● **Collected data**
........
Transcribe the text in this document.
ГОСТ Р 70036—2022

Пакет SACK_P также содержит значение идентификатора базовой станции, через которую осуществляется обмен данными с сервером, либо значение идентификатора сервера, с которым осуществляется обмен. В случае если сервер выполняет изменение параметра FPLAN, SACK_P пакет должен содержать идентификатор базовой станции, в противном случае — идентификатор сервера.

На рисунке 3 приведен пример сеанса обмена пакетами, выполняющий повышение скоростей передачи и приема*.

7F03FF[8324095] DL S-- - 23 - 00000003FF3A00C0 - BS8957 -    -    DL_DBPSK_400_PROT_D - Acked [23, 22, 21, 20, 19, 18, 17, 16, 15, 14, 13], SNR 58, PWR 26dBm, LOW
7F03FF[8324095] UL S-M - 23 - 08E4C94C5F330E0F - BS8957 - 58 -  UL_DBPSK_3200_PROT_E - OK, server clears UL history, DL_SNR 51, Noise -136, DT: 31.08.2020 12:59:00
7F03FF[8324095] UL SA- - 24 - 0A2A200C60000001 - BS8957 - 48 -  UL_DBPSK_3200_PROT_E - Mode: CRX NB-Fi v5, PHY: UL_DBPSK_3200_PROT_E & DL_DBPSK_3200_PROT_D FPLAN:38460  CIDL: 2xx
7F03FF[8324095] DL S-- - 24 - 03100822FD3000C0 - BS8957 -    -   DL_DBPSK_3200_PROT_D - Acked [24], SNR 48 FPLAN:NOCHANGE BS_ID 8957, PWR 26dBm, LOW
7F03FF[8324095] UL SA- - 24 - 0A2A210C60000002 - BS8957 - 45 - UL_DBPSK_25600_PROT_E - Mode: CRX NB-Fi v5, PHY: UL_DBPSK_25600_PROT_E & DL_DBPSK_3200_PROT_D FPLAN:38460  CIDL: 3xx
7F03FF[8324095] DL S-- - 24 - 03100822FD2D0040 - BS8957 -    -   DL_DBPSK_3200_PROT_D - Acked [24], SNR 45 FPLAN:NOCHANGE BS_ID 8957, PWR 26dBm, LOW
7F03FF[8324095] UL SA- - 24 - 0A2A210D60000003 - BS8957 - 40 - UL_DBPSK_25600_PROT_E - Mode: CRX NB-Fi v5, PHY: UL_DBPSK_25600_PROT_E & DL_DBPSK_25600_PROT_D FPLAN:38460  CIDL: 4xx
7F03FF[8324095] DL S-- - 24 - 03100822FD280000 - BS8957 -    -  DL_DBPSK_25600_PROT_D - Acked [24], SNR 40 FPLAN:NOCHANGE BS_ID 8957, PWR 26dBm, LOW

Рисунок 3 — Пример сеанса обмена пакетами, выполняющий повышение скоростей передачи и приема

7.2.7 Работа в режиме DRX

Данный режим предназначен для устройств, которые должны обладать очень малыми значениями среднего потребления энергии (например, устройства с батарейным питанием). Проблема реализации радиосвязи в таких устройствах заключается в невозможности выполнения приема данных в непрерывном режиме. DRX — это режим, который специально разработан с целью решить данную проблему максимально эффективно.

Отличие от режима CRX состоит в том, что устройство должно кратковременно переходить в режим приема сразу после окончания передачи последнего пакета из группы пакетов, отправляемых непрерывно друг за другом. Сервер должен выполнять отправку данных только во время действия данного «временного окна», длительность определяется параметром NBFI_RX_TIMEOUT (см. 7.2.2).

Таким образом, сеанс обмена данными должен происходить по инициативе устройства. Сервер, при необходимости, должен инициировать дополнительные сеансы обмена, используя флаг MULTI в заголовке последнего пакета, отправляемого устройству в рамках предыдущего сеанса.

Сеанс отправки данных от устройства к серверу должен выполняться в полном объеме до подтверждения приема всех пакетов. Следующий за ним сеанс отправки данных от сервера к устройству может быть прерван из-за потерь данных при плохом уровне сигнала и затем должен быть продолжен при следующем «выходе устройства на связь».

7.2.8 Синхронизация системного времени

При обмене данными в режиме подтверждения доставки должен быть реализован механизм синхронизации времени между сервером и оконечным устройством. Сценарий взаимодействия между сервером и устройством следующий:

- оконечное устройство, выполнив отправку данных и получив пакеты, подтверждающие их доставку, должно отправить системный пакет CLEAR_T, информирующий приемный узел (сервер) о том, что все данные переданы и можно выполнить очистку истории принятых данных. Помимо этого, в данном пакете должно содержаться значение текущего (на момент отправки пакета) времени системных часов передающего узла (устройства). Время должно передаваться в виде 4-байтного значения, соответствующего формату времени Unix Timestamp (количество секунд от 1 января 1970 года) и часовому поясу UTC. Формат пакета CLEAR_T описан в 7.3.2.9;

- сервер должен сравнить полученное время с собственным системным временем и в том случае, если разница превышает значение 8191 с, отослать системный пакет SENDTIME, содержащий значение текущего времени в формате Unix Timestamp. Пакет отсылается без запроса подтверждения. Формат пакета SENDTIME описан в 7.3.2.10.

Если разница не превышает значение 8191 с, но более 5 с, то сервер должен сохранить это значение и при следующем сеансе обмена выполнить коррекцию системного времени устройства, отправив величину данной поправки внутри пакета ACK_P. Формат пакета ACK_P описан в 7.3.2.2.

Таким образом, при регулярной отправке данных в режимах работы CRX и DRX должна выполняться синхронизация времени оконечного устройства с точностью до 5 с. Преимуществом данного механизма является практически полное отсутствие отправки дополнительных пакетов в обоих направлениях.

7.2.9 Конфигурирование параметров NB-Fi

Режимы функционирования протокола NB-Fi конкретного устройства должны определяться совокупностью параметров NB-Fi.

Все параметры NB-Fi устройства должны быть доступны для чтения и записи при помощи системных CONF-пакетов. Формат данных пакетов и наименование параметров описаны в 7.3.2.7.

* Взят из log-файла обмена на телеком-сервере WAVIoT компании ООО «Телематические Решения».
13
........
● **REQUIRED TASK**
Set down all of the data above, word for word.

● **RESULT BELOW**
Transcribe the text in this document.
ГОСТ Р 70036—2022

Пакет SACK_P также содержит значение идентификатора базовой станции, через которую осуществляется обмен данными с сервером, либо значение идентификатора сервера, с которым осуществляется обмен. В случае если сервер выполняет изменение параметра FPLAN, SACK_P пакет должен содержать идентификатор базовой станции, в противном случае — идентификатор сервера.

На рисунке 3 приведен пример сеанса обмена пакетами, выполняющий повышение скоростей передачи и приема*.

7F03FF[8324095] DL S-- - 23 - 00000003FF3A00C0 - BS8957 -    -    DL_DBPSK_400_PROT_D - Acked [23, 22, 21, 20, 19, 18, 17, 16, 15, 14, 13], SNR 58, PWR 26dBm, LOW
7F03FF[8324095] UL S-M - 23 - 08E4C94C5F330E0F - BS8957 - 58 -  UL_DBPSK_3200_PROT_E - OK, server clears UL history, DL_SNR 51, Noise -136, DT: 31.08.2020 12:59:00
7F03FF[8324095] UL SA- - 24 - 0A2A200C60000001 - BS8957 - 48 -  UL_DBPSK_3200_PROT_E - Mode: CRX NB-Fi v5, PHY: UL_DBPSK_3200_PROT_E & DL_DBPSK_3200_PROT_D FPLAN:38460  CIDL: 2xx
7F03FF[8324095] DL S-- - 24 - 03100822FD3000C0 - BS8957 -    -   DL_DBPSK_3200_PROT_D - Acked [24], SNR 48 FPLAN:NOCHANGE BS_ID 8957, PWR 26dBm, LOW
7F03FF[8324095] UL SA- - 24 - 0A2A210C60000002 - BS8957 - 45 - UL_DBPSK_25600_PROT_E - Mode: CRX NB-Fi v5, PHY: UL_DBPSK_25600_PROT_E & DL_DBPSK_3200_PROT_D FPLAN:38460  CIDL: 3xx
7F03FF[8324095] DL S-- - 24 - 03100822FD2D0040 - BS8957 -    -   DL_DBPSK_3200_PROT_D - Acked [24], SNR 45 FPLAN:NOCHANGE BS_ID 8957, PWR 26dBm, LOW
7F03FF[8324095] UL SA- - 24 - 0A2A210D60000003 - BS8957 - 40 - UL_DBPSK_25600_PROT_E - Mode: CRX NB-Fi v5, PHY: UL_DBPSK_25600_PROT_E & DL_DBPSK_25600_PROT_D FPLAN:38460  CIDL: 4xx
7F03FF[8324095] DL S-- - 24 - 03100822FD280000 - BS8957 -    -  DL_DBPSK_25600_PROT_D - Acked [24], SNR 40 FPLAN:NOCHANGE BS_ID 8957, PWR 26dBm, LOW

Рисунок 3 — Пример сеанса обмена пакетами, выполняющий повышение скоростей передачи и приема

7.2.7 Работа в режиме DRX

Данный режим предназначен для устройств, которые должны обладать очень малыми значениями среднего потребления энергии (например, устройства с батарейным питанием). Проблема реализации радиосвязи в таких устройствах заключается в невозможности выполнения приема данных в непрерывном режиме. DRX — это режим, который специально разработан с целью решить данную проблему максимально эффективно.

Отличие от режима CRX состоит в том, что устройство должно кратковременно переходить в режим приема сразу после окончания передачи последнего пакета из группы пакетов, отправляемых непрерывно друг за другом. Сервер должен выполнять отправку данных только во время действия данного «временного окна», длительность определяется параметром NBFI_RX_TIMEOUT (см. 7.2.2).

Таким образом, сеанс обмена данными должен происходить по инициативе устройства. Сервер, при необходимости, должен инициировать дополнительные сеансы обмена, используя флаг MULTI в заголовке последнего пакета, отправляемого устройству в рамках предыдущего сеанса.

Сеанс отправки данных от устройства к серверу должен выполняться в полном объеме до подтверждения приема всех пакетов. Следующий за ним сеанс отправки данных от сервера к устройству может быть прерван из-за потерь данных при плохом уровне сигнала и затем должен быть продолжен при следующем «выходе устройства на связь».

7.2.8 Синхронизация системного времени

При обмене данными в режиме подтверждения доставки должен быть реализован механизм синхронизации времени между сервером и оконечным устройством. Сценарий взаимодействия между сервером и устройством следующий:

- оконечное устройство, выполнив отправку данных и получив пакеты, подтверждающие их доставку, должно отправить системный пакет CLEAR_T, информирующий приемный узел (сервер) о том, что все данные переданы и можно выполнить очистку истории принятых данных. Помимо этого, в данном пакете должно содержаться значение текущего (на момент отправки пакета) времени системных часов передающего узла (устройства). Время должно передаваться в виде 4-байтного значения, соответствующего формату времени Unix Timestamp (количество секунд от 1 января 1970 года) и часовому поясу UTC. Формат пакета CLEAR_T описан в 7.3.2.9;

- сервер должен сравнить полученное время с собственным системным временем и в том случае, если разница превышает значение 8191 с, отослать системный пакет SENDTIME, содержащий значение текущего времени в формате Unix Timestamp. Пакет отсылается без запроса подтверждения. Формат пакета SENDTIME описан в 7.3.2.10.

Если разница не превышает значение 8191 с, но более 5 с, то сервер должен сохранить это значение и при следующем сеансе обмена выполнить коррекцию системного времени устройства, отправив величину данной поправки внутри пакета ACK_P. Формат пакета ACK_P описан в 7.3.2.2.

Таким образом, при регулярной отправке данных в режимах работы CRX и DRX должна выполняться синхронизация времени оконечного устройства с точностью до 5 с. Преимуществом данного механизма является практически полное отсутствие отправки дополнительных пакетов в обоих направлениях.

7.2.9 Конфигурирование параметров NB-Fi

Режимы функционирования протокола NB-Fi конкретного устройства должны определяться совокупностью параметров NB-Fi.

Все параметры NB-Fi устройства должны быть доступны для чтения и записи при помощи системных CONF-пакетов. Формат данных пакетов и наименование параметров описаны в 7.3.2.7.

* Взят из log-файла обмена на телеком-сервере WAVIoT компании ООО «Телематические Решения».
13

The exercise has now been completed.